* Problem to solve *
Locate all lines with the word "structured" and copy them out.

* Records to process *
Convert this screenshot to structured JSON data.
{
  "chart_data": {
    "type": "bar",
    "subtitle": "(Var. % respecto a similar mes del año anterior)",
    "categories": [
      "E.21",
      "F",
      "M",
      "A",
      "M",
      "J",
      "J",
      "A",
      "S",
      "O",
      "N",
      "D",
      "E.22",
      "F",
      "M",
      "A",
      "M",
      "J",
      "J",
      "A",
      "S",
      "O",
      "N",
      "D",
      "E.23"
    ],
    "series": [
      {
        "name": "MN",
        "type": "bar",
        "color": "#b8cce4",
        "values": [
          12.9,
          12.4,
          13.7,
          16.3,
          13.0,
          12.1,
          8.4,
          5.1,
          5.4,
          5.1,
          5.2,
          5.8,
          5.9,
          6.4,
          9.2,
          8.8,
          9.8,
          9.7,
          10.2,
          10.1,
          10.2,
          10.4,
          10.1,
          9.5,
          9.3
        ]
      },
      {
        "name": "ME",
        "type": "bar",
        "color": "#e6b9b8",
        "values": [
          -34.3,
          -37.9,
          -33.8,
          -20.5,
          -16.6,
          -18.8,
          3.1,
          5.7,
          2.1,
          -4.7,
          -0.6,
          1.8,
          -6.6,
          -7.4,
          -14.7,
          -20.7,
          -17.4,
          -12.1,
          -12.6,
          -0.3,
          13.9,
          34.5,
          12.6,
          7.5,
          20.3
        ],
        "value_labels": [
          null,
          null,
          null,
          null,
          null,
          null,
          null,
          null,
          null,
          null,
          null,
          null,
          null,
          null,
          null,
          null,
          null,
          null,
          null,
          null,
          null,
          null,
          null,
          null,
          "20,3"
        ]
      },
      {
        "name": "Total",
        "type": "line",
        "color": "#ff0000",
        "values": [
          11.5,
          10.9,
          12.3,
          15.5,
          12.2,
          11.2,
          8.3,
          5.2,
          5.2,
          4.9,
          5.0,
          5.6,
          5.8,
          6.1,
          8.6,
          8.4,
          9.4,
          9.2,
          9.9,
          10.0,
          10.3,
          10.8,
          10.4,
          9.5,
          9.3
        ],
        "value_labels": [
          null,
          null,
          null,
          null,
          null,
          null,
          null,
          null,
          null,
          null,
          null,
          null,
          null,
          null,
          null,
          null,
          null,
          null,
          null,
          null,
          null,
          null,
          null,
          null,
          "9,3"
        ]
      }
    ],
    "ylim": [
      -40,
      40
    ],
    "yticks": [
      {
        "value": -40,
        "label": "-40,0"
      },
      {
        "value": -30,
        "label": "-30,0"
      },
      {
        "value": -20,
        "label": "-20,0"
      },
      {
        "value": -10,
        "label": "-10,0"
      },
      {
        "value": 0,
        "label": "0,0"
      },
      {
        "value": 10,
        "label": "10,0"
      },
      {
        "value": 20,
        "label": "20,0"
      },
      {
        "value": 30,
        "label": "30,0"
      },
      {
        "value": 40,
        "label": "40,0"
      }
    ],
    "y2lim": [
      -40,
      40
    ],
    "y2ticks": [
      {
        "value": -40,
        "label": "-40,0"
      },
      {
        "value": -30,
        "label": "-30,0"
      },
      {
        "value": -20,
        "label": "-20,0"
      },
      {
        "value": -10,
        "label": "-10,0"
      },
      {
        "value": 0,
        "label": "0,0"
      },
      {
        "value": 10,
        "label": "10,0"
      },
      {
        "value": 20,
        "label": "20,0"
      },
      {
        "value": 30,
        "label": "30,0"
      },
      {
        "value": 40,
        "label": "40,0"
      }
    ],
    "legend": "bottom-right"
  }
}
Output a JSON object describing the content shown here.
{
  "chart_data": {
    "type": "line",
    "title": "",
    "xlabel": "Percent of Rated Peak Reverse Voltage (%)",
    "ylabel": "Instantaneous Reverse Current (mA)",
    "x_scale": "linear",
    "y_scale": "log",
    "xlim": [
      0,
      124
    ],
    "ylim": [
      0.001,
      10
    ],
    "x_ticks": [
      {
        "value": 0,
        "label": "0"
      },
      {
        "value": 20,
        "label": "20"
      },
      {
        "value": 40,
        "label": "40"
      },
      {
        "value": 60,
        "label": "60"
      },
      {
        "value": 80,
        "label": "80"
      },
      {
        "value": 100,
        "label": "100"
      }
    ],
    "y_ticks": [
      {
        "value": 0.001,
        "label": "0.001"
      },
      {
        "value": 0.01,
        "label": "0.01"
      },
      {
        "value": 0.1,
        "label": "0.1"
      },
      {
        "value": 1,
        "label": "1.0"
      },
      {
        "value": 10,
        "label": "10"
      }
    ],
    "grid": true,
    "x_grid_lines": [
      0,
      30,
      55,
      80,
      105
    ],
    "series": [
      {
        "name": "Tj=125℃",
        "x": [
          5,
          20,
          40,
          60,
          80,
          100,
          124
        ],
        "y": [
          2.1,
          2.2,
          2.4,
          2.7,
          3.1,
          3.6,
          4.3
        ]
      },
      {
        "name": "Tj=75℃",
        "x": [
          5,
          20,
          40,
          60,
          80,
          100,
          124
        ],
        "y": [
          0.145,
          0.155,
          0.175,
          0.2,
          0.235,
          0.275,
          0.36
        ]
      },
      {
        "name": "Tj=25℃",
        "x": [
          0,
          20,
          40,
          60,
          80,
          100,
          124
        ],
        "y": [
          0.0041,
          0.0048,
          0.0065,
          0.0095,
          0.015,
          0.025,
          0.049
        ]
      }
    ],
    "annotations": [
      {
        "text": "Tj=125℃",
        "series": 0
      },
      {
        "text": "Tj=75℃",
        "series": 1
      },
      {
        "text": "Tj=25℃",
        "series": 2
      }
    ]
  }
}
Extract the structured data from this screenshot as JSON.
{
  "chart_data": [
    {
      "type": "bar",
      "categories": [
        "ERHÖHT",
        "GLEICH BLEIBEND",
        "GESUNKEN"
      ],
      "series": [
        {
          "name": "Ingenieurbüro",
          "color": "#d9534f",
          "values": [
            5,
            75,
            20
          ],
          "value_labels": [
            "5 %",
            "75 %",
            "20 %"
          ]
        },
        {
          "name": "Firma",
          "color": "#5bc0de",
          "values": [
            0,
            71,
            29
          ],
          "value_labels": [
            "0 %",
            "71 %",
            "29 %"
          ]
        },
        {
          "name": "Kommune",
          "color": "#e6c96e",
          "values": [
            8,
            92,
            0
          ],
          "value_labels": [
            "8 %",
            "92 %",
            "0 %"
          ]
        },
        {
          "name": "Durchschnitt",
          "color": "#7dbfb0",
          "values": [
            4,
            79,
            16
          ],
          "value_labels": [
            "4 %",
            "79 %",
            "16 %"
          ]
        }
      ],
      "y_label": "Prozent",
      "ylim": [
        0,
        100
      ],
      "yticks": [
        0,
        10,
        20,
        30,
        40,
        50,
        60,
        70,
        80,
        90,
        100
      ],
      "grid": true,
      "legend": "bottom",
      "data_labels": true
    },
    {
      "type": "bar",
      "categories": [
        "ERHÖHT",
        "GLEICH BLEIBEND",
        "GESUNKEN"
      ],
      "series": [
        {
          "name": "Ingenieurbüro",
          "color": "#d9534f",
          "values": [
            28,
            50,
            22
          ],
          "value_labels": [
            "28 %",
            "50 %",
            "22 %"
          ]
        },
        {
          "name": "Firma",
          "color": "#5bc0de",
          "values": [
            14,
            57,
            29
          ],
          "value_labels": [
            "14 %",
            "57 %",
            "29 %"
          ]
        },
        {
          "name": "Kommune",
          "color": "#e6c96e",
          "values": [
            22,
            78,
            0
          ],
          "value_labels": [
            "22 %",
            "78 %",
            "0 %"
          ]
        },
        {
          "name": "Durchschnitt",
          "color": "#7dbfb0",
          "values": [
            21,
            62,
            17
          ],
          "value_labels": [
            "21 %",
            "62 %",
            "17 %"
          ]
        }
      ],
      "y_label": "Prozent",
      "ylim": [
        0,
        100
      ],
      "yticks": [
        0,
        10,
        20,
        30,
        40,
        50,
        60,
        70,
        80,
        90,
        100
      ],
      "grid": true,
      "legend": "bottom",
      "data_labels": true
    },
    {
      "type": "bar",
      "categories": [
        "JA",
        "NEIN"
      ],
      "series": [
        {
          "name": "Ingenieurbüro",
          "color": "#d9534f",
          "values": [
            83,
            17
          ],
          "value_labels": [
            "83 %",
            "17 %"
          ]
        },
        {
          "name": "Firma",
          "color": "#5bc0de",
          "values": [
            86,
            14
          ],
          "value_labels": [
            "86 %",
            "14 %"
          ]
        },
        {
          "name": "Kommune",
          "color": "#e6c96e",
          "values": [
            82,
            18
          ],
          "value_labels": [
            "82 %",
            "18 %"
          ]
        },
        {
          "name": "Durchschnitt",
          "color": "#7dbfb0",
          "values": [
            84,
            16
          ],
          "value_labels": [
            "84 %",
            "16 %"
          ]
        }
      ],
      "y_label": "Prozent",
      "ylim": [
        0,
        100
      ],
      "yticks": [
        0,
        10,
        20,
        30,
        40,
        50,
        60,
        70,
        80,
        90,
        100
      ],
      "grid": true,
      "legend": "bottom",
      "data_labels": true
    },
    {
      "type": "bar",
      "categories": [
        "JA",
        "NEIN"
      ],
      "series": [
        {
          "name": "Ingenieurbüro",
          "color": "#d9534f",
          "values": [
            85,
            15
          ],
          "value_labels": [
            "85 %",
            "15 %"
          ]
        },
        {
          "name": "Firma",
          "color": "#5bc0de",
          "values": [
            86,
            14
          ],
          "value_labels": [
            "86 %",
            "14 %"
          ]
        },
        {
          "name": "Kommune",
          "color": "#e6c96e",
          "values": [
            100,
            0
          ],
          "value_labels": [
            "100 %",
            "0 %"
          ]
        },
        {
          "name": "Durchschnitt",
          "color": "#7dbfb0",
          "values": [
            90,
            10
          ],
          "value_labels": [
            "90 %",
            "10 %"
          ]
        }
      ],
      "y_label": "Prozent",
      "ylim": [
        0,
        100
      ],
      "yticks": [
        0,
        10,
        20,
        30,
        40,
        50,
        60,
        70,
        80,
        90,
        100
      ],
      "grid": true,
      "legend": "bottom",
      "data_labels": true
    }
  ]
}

* Worked solution *
Convert this screenshot to structured JSON data.
Extract the structured data from this screenshot as JSON.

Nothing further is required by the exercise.